### GIVEN RECORDS
* * *

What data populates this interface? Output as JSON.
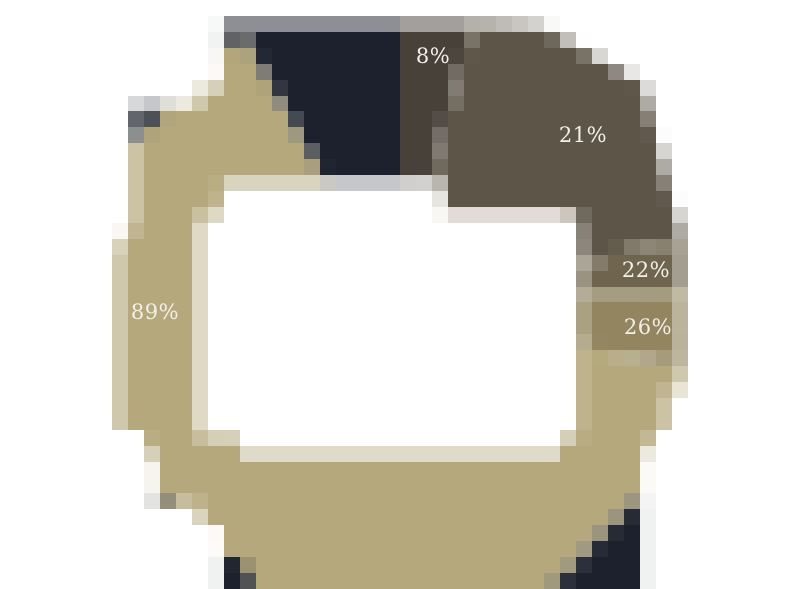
{
  "chart_data": {
    "type": "pie",
    "subtype": "donut",
    "title": "",
    "labels": [
      "8%",
      "21%",
      "22%",
      "26%",
      "89%"
    ],
    "values": [
      8,
      21,
      22,
      26,
      89
    ],
    "colors": [
      "#48413a",
      "#5d5548",
      "#6f654e",
      "#92855f",
      "#b5a87c"
    ],
    "track_color": "#1c212d",
    "background": "#ffffff",
    "label_text_color": "#f2efe8",
    "legend": "none",
    "grid": "off"
  }
}
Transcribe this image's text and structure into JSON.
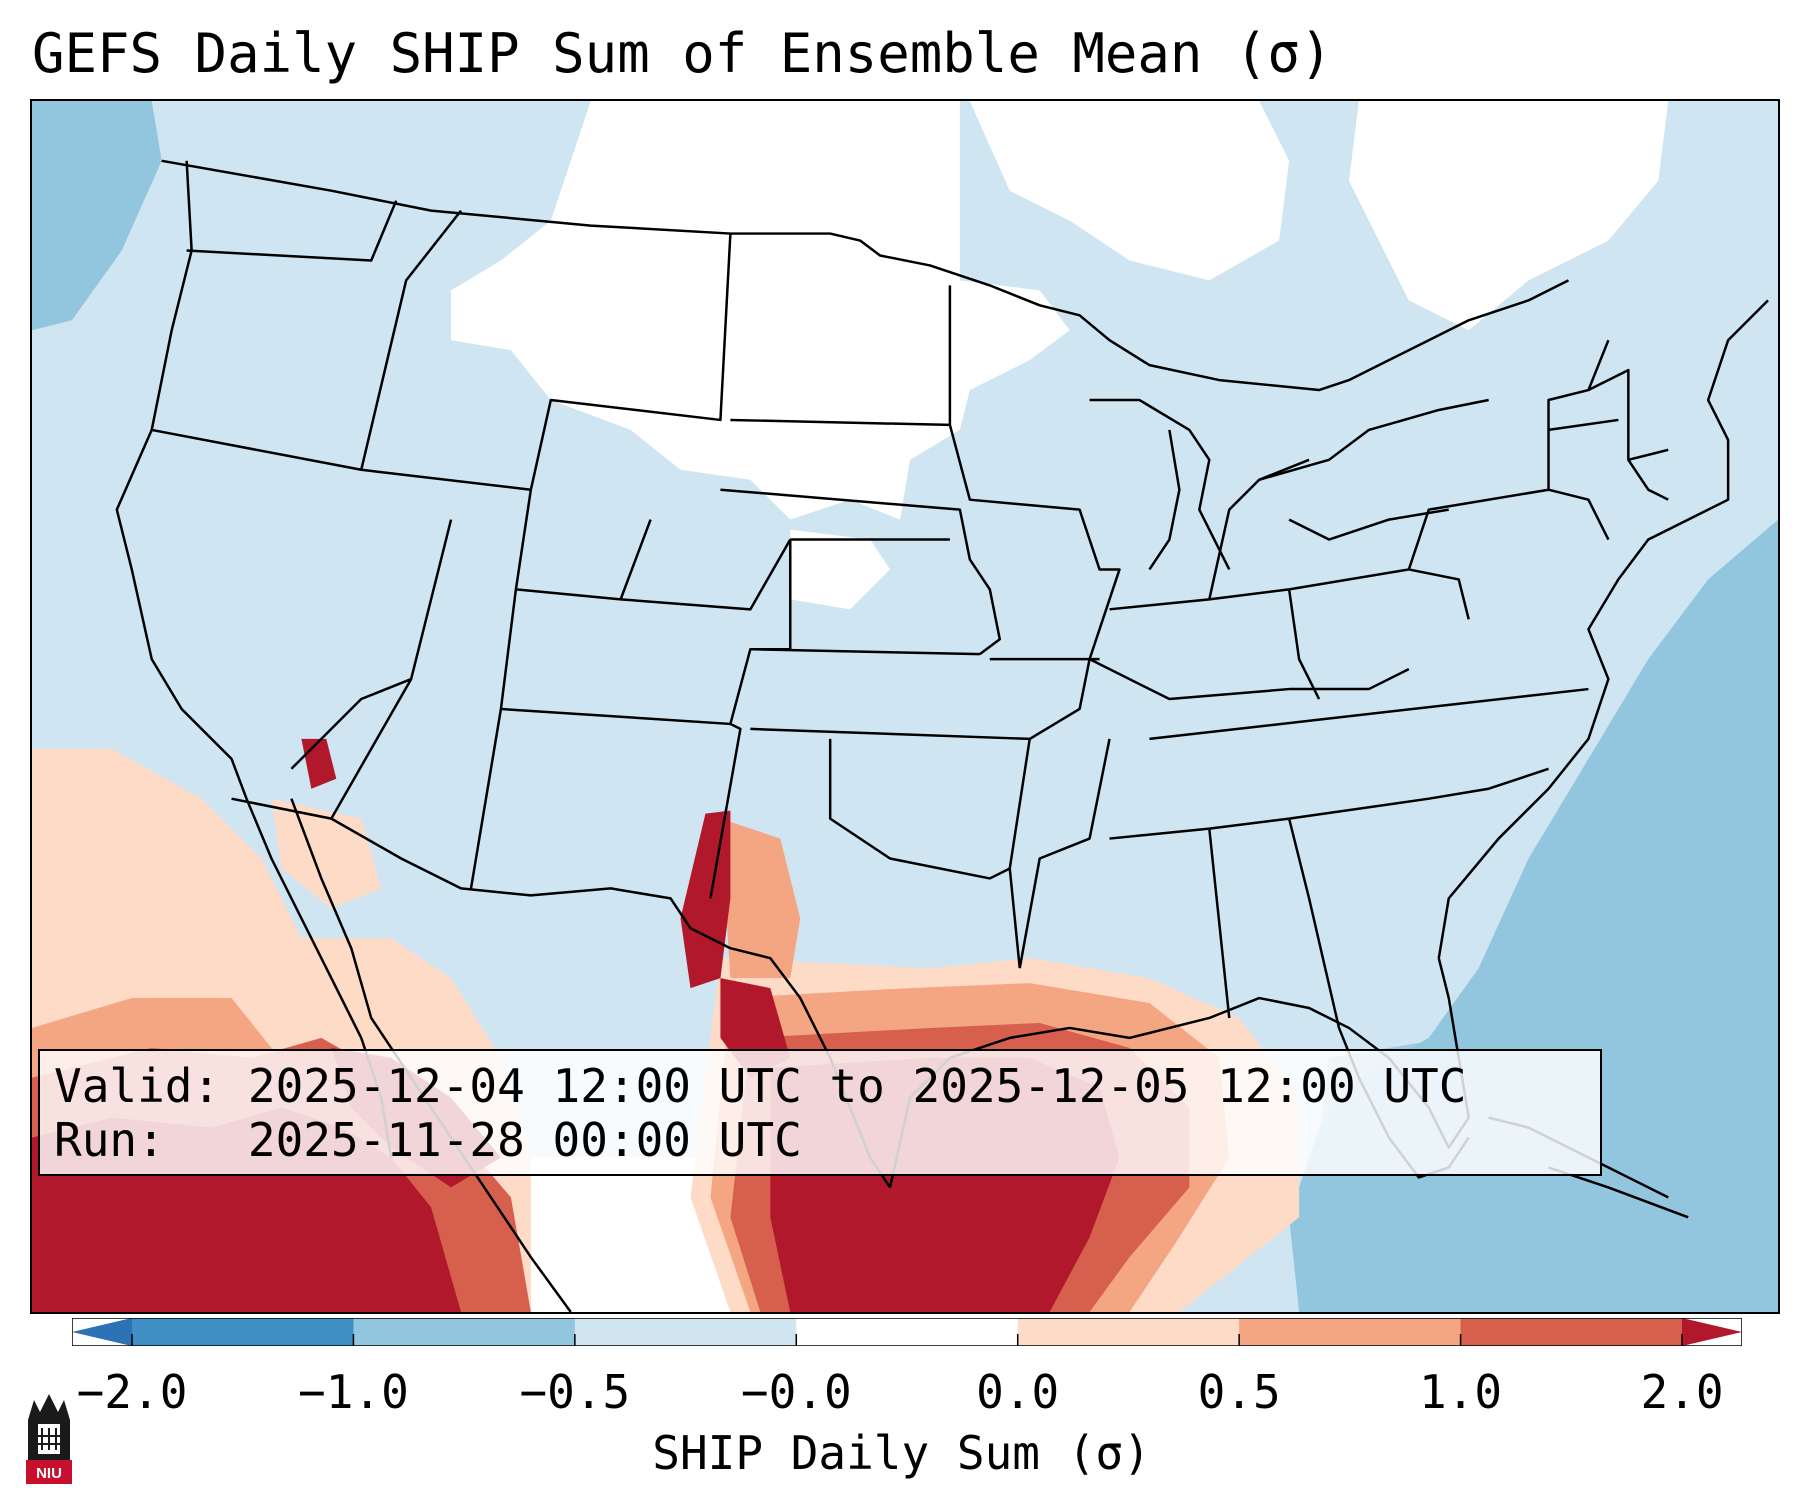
{
  "title": "GEFS Daily SHIP Sum of Ensemble Mean (σ)",
  "info": {
    "valid_label": "Valid:",
    "valid_value": "2025-12-04 12:00 UTC to 2025-12-05 12:00 UTC",
    "run_label": "Run:",
    "run_value": "2025-11-28 00:00 UTC"
  },
  "colorbar": {
    "label": "SHIP Daily Sum (σ)",
    "ticks": [
      "−2.0",
      "−1.0",
      "−0.5",
      "−0.0",
      "0.0",
      "0.5",
      "1.0",
      "2.0"
    ],
    "bin_colors": [
      "#2b73b4",
      "#3f8ec4",
      "#92c5de",
      "#d1e5f0",
      "#ffffff",
      "#fddbc7",
      "#f4a582",
      "#d6604d",
      "#b2182b"
    ]
  },
  "map": {
    "colors": {
      "background": "#cfe5f1",
      "near_zero": "#ffffff",
      "strong_negative": "#92c5de",
      "light_positive": "#fddbc7",
      "moderate_positive": "#f4a582",
      "positive": "#d6604d",
      "strong_positive": "#b2182b",
      "borders": "#000000"
    }
  },
  "logo": {
    "text": "NIU"
  }
}
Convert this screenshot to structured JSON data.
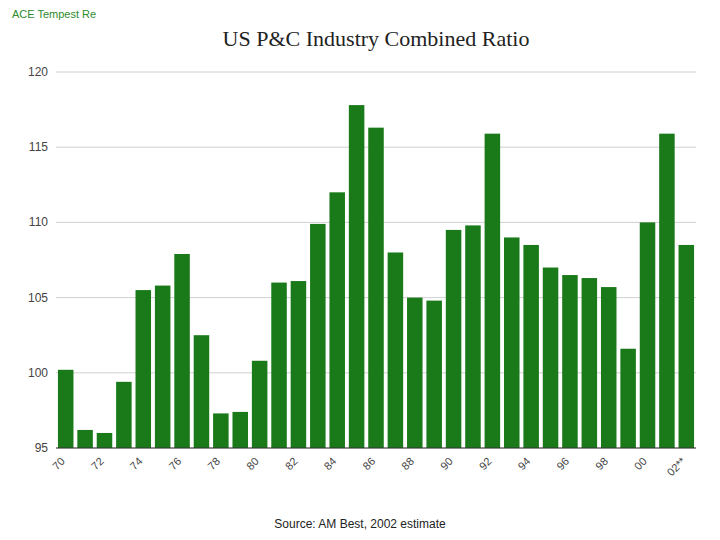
{
  "chart_data": {
    "type": "bar",
    "title": "US P&C Industry Combined Ratio",
    "categories": [
      "70",
      null,
      "72",
      null,
      "74",
      null,
      "76",
      null,
      "78",
      null,
      "80",
      null,
      "82",
      null,
      "84",
      null,
      "86",
      null,
      "88",
      null,
      "90",
      null,
      "92",
      null,
      "94",
      null,
      "96",
      null,
      "98",
      null,
      "00",
      null,
      "02**"
    ],
    "values": [
      100.2,
      96.2,
      96.0,
      99.4,
      105.5,
      105.8,
      107.9,
      102.5,
      97.3,
      97.4,
      100.8,
      106.0,
      106.1,
      109.9,
      112.0,
      117.8,
      116.3,
      108.0,
      105.0,
      104.8,
      109.5,
      109.8,
      115.9,
      109.0,
      108.5,
      107.0,
      106.5,
      106.3,
      105.7,
      101.6,
      110.0,
      115.9,
      108.5
    ],
    "color": "#1a7a1a",
    "ylim": [
      95,
      120
    ],
    "yticks": [
      95,
      100,
      105,
      110,
      115,
      120
    ],
    "grid": true,
    "annotations": [
      {
        "text": "ACE Tempest Re",
        "color": "#2e8b2e"
      },
      {
        "text": "Source: AM Best, 2002 estimate"
      }
    ]
  }
}
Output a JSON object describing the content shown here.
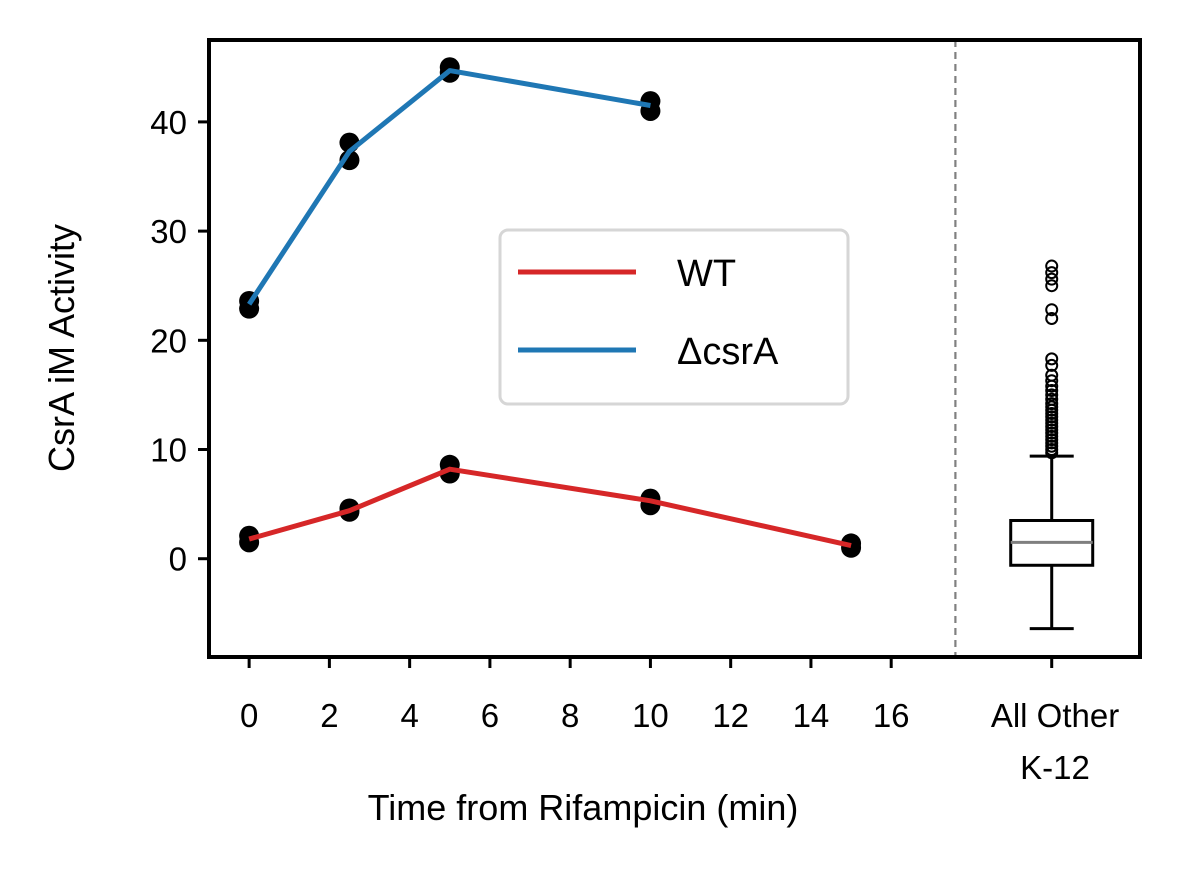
{
  "chart_data": {
    "type": "line",
    "xlabel": "Time from Rifampicin (min)",
    "ylabel": "CsrA iM Activity",
    "xlim": [
      -1,
      22.2
    ],
    "ylim": [
      -9,
      47.5
    ],
    "x_ticks": [
      0,
      2,
      4,
      6,
      8,
      10,
      12,
      14,
      16
    ],
    "y_ticks": [
      0,
      10,
      20,
      30,
      40
    ],
    "separator_x": 17.6,
    "category_label": [
      "All Other",
      "K-12"
    ],
    "category_x": 20,
    "legend": {
      "placement": "center",
      "entries": [
        "WT",
        "ΔcsrA"
      ]
    },
    "series": [
      {
        "name": "WT",
        "color": "#d62728",
        "x": [
          0,
          2.5,
          5,
          10,
          15
        ],
        "y": [
          1.8,
          4.4,
          8.2,
          5.3,
          1.2
        ],
        "replicates": [
          [
            1.5,
            2.1
          ],
          [
            4.3,
            4.6
          ],
          [
            7.8,
            8.6
          ],
          [
            4.9,
            5.5
          ],
          [
            1.0,
            1.4
          ]
        ]
      },
      {
        "name": "ΔcsrA",
        "color": "#1f77b4",
        "x": [
          0,
          2.5,
          5,
          10
        ],
        "y": [
          23.3,
          37.3,
          44.7,
          41.5
        ],
        "replicates": [
          [
            22.9,
            23.6
          ],
          [
            36.5,
            38.1
          ],
          [
            44.5,
            45.0
          ],
          [
            41.0,
            41.9
          ]
        ]
      }
    ],
    "boxplot": {
      "label": "All Other K-12",
      "whisker_low": -6.4,
      "q1": -0.6,
      "median": 1.5,
      "q3": 3.5,
      "whisker_high": 9.4,
      "outliers": [
        9.7,
        10.0,
        10.3,
        10.6,
        10.9,
        11.2,
        11.5,
        11.8,
        12.1,
        12.4,
        12.7,
        13.0,
        13.3,
        13.6,
        13.9,
        14.2,
        14.6,
        15.0,
        15.4,
        15.8,
        16.3,
        16.8,
        17.7,
        18.3,
        22.0,
        22.8,
        25.0,
        25.6,
        26.2,
        26.8
      ]
    }
  }
}
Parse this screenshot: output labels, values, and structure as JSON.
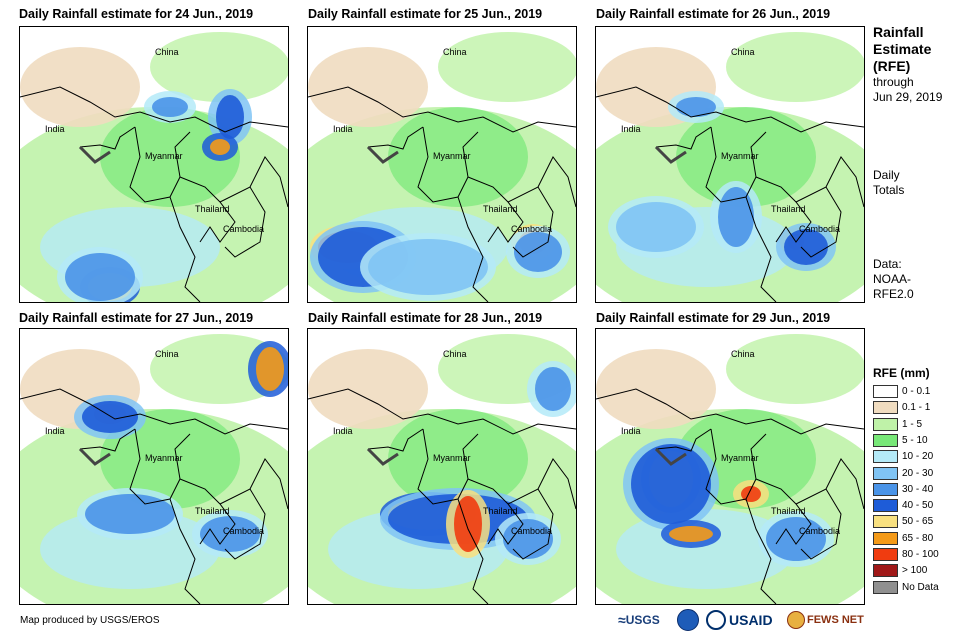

* * *

### SET TASK
Pictures stay out; repeat all the rest of the records exactly.

### FULL OUTPUT
What data populates this interface? Output as JSON.
{
  "chart_data": {
    "type": "pie",
    "subtype": "donut",
    "title": "",
    "labels": [
      "8%",
      "21%",
      "22%",
      "26%",
      "89%"
    ],
    "values": [
      8,
      21,
      22,
      26,
      89
    ],
    "colors": [
      "#48413a",
      "#5d5548",
      "#6f654e",
      "#92855f",
      "#b5a87c"
    ],
    "track_color": "#1c212d",
    "background": "#ffffff",
    "label_text_color": "#f2efe8",
    "legend": "none",
    "grid": "off"
  }
}
Transcribe this image's text and structure into JSON.
{
  "title": "GEFS Daily SHIP Sum of Ensemble Mean (σ)",
  "info": {
    "valid_label": "Valid:",
    "valid_value": "2025-12-04 12:00 UTC to 2025-12-05 12:00 UTC",
    "run_label": "Run:",
    "run_value": "2025-11-28 00:00 UTC"
  },
  "colorbar": {
    "label": "SHIP Daily Sum (σ)",
    "ticks": [
      "−2.0",
      "−1.0",
      "−0.5",
      "−0.0",
      "0.0",
      "0.5",
      "1.0",
      "2.0"
    ],
    "bin_colors": [
      "#2b73b4",
      "#3f8ec4",
      "#92c5de",
      "#d1e5f0",
      "#ffffff",
      "#fddbc7",
      "#f4a582",
      "#d6604d",
      "#b2182b"
    ]
  },
  "map": {
    "colors": {
      "background": "#cfe5f1",
      "near_zero": "#ffffff",
      "strong_negative": "#92c5de",
      "light_positive": "#fddbc7",
      "moderate_positive": "#f4a582",
      "positive": "#d6604d",
      "strong_positive": "#b2182b",
      "borders": "#000000"
    }
  },
  "logo": {
    "text": "NIU"
  }
}
Convert this screenshot to structured JSON data.
{
  "chart_data": {
    "type": "bar",
    "title": "US P&C Industry Combined Ratio",
    "categories": [
      "70",
      null,
      "72",
      null,
      "74",
      null,
      "76",
      null,
      "78",
      null,
      "80",
      null,
      "82",
      null,
      "84",
      null,
      "86",
      null,
      "88",
      null,
      "90",
      null,
      "92",
      null,
      "94",
      null,
      "96",
      null,
      "98",
      null,
      "00",
      null,
      "02**"
    ],
    "values": [
      100.2,
      96.2,
      96.0,
      99.4,
      105.5,
      105.8,
      107.9,
      102.5,
      97.3,
      97.4,
      100.8,
      106.0,
      106.1,
      109.9,
      112.0,
      117.8,
      116.3,
      108.0,
      105.0,
      104.8,
      109.5,
      109.8,
      115.9,
      109.0,
      108.5,
      107.0,
      106.5,
      106.3,
      105.7,
      101.6,
      110.0,
      115.9,
      108.5
    ],
    "color": "#1a7a1a",
    "ylim": [
      95,
      120
    ],
    "yticks": [
      95,
      100,
      105,
      110,
      115,
      120
    ],
    "grid": true,
    "annotations": [
      {
        "text": "ACE Tempest Re",
        "color": "#2e8b2e"
      },
      {
        "text": "Source: AM Best, 2002 estimate"
      }
    ]
  }
}
Output a JSON object describing the content shown here.
{
  "chart_data": {
    "type": "line",
    "xlabel": "Time from Rifampicin (min)",
    "ylabel": "CsrA iM Activity",
    "xlim": [
      -1,
      22.2
    ],
    "ylim": [
      -9,
      47.5
    ],
    "x_ticks": [
      0,
      2,
      4,
      6,
      8,
      10,
      12,
      14,
      16
    ],
    "y_ticks": [
      0,
      10,
      20,
      30,
      40
    ],
    "separator_x": 17.6,
    "category_label": [
      "All Other",
      "K-12"
    ],
    "category_x": 20,
    "legend": {
      "placement": "center",
      "entries": [
        "WT",
        "ΔcsrA"
      ]
    },
    "series": [
      {
        "name": "WT",
        "color": "#d62728",
        "x": [
          0,
          2.5,
          5,
          10,
          15
        ],
        "y": [
          1.8,
          4.4,
          8.2,
          5.3,
          1.2
        ],
        "replicates": [
          [
            1.5,
            2.1
          ],
          [
            4.3,
            4.6
          ],
          [
            7.8,
            8.6
          ],
          [
            4.9,
            5.5
          ],
          [
            1.0,
            1.4
          ]
        ]
      },
      {
        "name": "ΔcsrA",
        "color": "#1f77b4",
        "x": [
          0,
          2.5,
          5,
          10
        ],
        "y": [
          23.3,
          37.3,
          44.7,
          41.5
        ],
        "replicates": [
          [
            22.9,
            23.6
          ],
          [
            36.5,
            38.1
          ],
          [
            44.5,
            45.0
          ],
          [
            41.0,
            41.9
          ]
        ]
      }
    ],
    "boxplot": {
      "label": "All Other K-12",
      "whisker_low": -6.4,
      "q1": -0.6,
      "median": 1.5,
      "q3": 3.5,
      "whisker_high": 9.4,
      "outliers": [
        9.7,
        10.0,
        10.3,
        10.6,
        10.9,
        11.2,
        11.5,
        11.8,
        12.1,
        12.4,
        12.7,
        13.0,
        13.3,
        13.6,
        13.9,
        14.2,
        14.6,
        15.0,
        15.4,
        15.8,
        16.3,
        16.8,
        17.7,
        18.3,
        22.0,
        22.8,
        25.0,
        25.6,
        26.2,
        26.8
      ]
    }
  }
}
Parse this screenshot: output labels, values, and structure as JSON.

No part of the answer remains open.